WHAT YOU SHOULD DO: Repeat the material verbatim and drop the pictures.

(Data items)

— Begin —

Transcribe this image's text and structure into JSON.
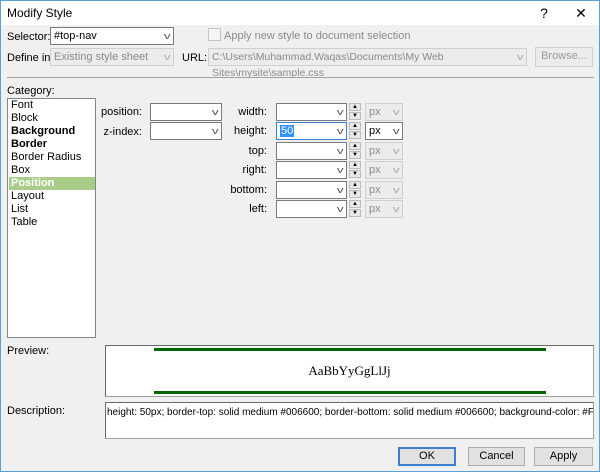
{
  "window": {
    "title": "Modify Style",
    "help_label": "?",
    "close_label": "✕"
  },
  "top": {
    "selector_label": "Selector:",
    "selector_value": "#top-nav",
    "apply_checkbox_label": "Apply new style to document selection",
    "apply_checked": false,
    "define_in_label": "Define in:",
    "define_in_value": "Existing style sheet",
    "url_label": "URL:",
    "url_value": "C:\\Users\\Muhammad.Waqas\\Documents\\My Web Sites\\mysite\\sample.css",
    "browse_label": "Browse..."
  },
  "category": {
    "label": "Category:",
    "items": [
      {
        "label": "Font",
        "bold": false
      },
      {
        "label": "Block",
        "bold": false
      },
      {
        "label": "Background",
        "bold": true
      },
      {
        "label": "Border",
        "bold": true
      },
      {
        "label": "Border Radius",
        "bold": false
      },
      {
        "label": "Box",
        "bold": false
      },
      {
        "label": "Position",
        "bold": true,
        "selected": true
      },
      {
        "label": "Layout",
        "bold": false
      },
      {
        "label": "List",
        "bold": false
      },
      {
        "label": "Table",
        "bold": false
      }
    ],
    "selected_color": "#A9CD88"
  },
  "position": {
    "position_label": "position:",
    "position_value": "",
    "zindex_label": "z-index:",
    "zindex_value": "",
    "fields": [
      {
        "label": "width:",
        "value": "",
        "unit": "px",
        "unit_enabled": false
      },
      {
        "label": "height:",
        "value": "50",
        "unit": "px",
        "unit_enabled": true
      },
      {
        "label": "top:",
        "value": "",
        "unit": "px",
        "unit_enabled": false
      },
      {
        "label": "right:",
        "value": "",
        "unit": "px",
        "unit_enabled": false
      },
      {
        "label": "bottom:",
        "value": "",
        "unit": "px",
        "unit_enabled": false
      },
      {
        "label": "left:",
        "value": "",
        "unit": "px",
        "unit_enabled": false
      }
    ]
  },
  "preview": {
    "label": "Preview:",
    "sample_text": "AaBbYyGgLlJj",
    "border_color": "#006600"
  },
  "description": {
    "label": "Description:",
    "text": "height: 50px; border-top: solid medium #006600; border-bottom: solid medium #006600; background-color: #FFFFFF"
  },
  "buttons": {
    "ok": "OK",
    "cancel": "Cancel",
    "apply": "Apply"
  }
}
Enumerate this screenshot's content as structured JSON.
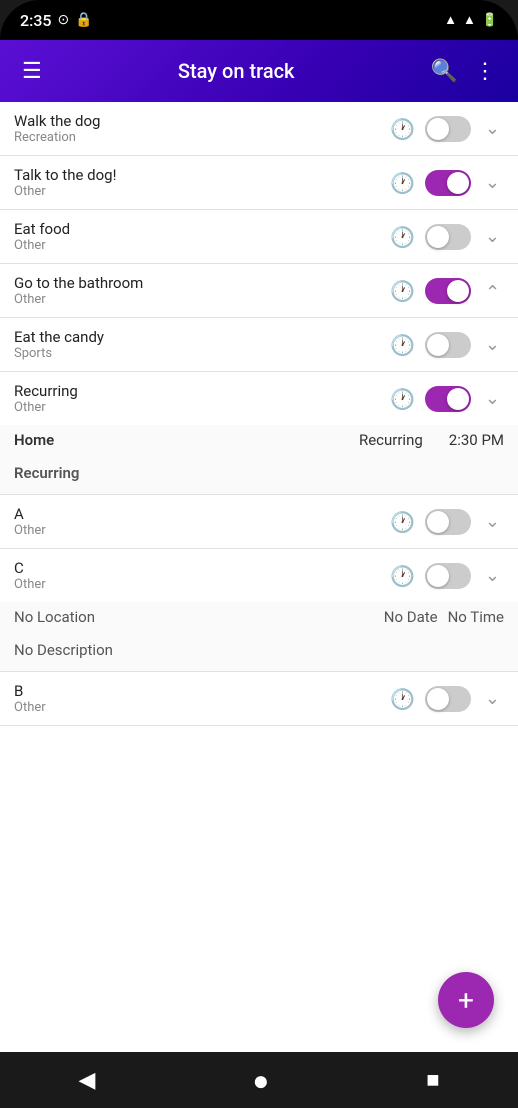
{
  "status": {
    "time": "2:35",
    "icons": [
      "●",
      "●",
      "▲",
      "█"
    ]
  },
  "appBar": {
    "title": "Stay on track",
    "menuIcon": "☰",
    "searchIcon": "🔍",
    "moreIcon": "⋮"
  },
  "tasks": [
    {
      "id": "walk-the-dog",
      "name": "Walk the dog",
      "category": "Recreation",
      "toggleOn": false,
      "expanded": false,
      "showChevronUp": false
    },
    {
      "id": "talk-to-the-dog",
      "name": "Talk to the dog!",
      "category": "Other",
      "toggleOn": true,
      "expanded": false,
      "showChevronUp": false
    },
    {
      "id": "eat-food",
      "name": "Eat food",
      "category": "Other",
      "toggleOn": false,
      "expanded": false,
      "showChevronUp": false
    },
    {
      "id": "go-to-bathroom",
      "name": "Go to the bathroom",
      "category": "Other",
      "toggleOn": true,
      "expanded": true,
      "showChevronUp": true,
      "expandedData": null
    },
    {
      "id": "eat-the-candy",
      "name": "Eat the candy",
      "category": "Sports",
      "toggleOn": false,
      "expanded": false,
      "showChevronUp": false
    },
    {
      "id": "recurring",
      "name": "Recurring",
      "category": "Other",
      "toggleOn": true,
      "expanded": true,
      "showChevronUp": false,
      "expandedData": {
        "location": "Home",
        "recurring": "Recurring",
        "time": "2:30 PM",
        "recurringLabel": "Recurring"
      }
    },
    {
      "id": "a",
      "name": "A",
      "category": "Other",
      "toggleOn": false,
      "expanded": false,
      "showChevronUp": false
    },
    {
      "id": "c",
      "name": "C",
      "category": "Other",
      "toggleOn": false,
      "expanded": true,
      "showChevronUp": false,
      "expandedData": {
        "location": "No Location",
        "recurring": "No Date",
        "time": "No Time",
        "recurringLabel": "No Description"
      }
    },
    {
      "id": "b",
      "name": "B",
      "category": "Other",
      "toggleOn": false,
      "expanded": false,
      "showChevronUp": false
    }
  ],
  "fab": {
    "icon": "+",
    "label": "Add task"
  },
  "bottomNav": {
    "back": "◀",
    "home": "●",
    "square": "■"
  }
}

— End —

REPLY:
Transcribe this image's text and structure into JSON.
{
  "window": {
    "title": "Modify Style",
    "help_label": "?",
    "close_label": "✕"
  },
  "top": {
    "selector_label": "Selector:",
    "selector_value": "#top-nav",
    "apply_checkbox_label": "Apply new style to document selection",
    "apply_checked": false,
    "define_in_label": "Define in:",
    "define_in_value": "Existing style sheet",
    "url_label": "URL:",
    "url_value": "C:\\Users\\Muhammad.Waqas\\Documents\\My Web Sites\\mysite\\sample.css",
    "browse_label": "Browse..."
  },
  "category": {
    "label": "Category:",
    "items": [
      {
        "label": "Font",
        "bold": false
      },
      {
        "label": "Block",
        "bold": false
      },
      {
        "label": "Background",
        "bold": true
      },
      {
        "label": "Border",
        "bold": true
      },
      {
        "label": "Border Radius",
        "bold": false
      },
      {
        "label": "Box",
        "bold": false
      },
      {
        "label": "Position",
        "bold": true,
        "selected": true
      },
      {
        "label": "Layout",
        "bold": false
      },
      {
        "label": "List",
        "bold": false
      },
      {
        "label": "Table",
        "bold": false
      }
    ],
    "selected_color": "#A9CD88"
  },
  "position": {
    "position_label": "position:",
    "position_value": "",
    "zindex_label": "z-index:",
    "zindex_value": "",
    "fields": [
      {
        "label": "width:",
        "value": "",
        "unit": "px",
        "unit_enabled": false
      },
      {
        "label": "height:",
        "value": "50",
        "unit": "px",
        "unit_enabled": true
      },
      {
        "label": "top:",
        "value": "",
        "unit": "px",
        "unit_enabled": false
      },
      {
        "label": "right:",
        "value": "",
        "unit": "px",
        "unit_enabled": false
      },
      {
        "label": "bottom:",
        "value": "",
        "unit": "px",
        "unit_enabled": false
      },
      {
        "label": "left:",
        "value": "",
        "unit": "px",
        "unit_enabled": false
      }
    ]
  },
  "preview": {
    "label": "Preview:",
    "sample_text": "AaBbYyGgLlJj",
    "border_color": "#006600"
  },
  "description": {
    "label": "Description:",
    "text": "height: 50px; border-top: solid medium #006600; border-bottom: solid medium #006600; background-color: #FFFFFF"
  },
  "buttons": {
    "ok": "OK",
    "cancel": "Cancel",
    "apply": "Apply"
  }
}
Enumerate this screenshot's content as structured JSON.
{
  "status": {
    "time": "2:35",
    "icons": [
      "●",
      "●",
      "▲",
      "█"
    ]
  },
  "appBar": {
    "title": "Stay on track",
    "menuIcon": "☰",
    "searchIcon": "🔍",
    "moreIcon": "⋮"
  },
  "tasks": [
    {
      "id": "walk-the-dog",
      "name": "Walk the dog",
      "category": "Recreation",
      "toggleOn": false,
      "expanded": false,
      "showChevronUp": false
    },
    {
      "id": "talk-to-the-dog",
      "name": "Talk to the dog!",
      "category": "Other",
      "toggleOn": true,
      "expanded": false,
      "showChevronUp": false
    },
    {
      "id": "eat-food",
      "name": "Eat food",
      "category": "Other",
      "toggleOn": false,
      "expanded": false,
      "showChevronUp": false
    },
    {
      "id": "go-to-bathroom",
      "name": "Go to the bathroom",
      "category": "Other",
      "toggleOn": true,
      "expanded": true,
      "showChevronUp": true,
      "expandedData": null
    },
    {
      "id": "eat-the-candy",
      "name": "Eat the candy",
      "category": "Sports",
      "toggleOn": false,
      "expanded": false,
      "showChevronUp": false
    },
    {
      "id": "recurring",
      "name": "Recurring",
      "category": "Other",
      "toggleOn": true,
      "expanded": true,
      "showChevronUp": false,
      "expandedData": {
        "location": "Home",
        "recurring": "Recurring",
        "time": "2:30 PM",
        "recurringLabel": "Recurring"
      }
    },
    {
      "id": "a",
      "name": "A",
      "category": "Other",
      "toggleOn": false,
      "expanded": false,
      "showChevronUp": false
    },
    {
      "id": "c",
      "name": "C",
      "category": "Other",
      "toggleOn": false,
      "expanded": true,
      "showChevronUp": false,
      "expandedData": {
        "location": "No Location",
        "recurring": "No Date",
        "time": "No Time",
        "recurringLabel": "No Description"
      }
    },
    {
      "id": "b",
      "name": "B",
      "category": "Other",
      "toggleOn": false,
      "expanded": false,
      "showChevronUp": false
    }
  ],
  "fab": {
    "icon": "+",
    "label": "Add task"
  },
  "bottomNav": {
    "back": "◀",
    "home": "●",
    "square": "■"
  }
}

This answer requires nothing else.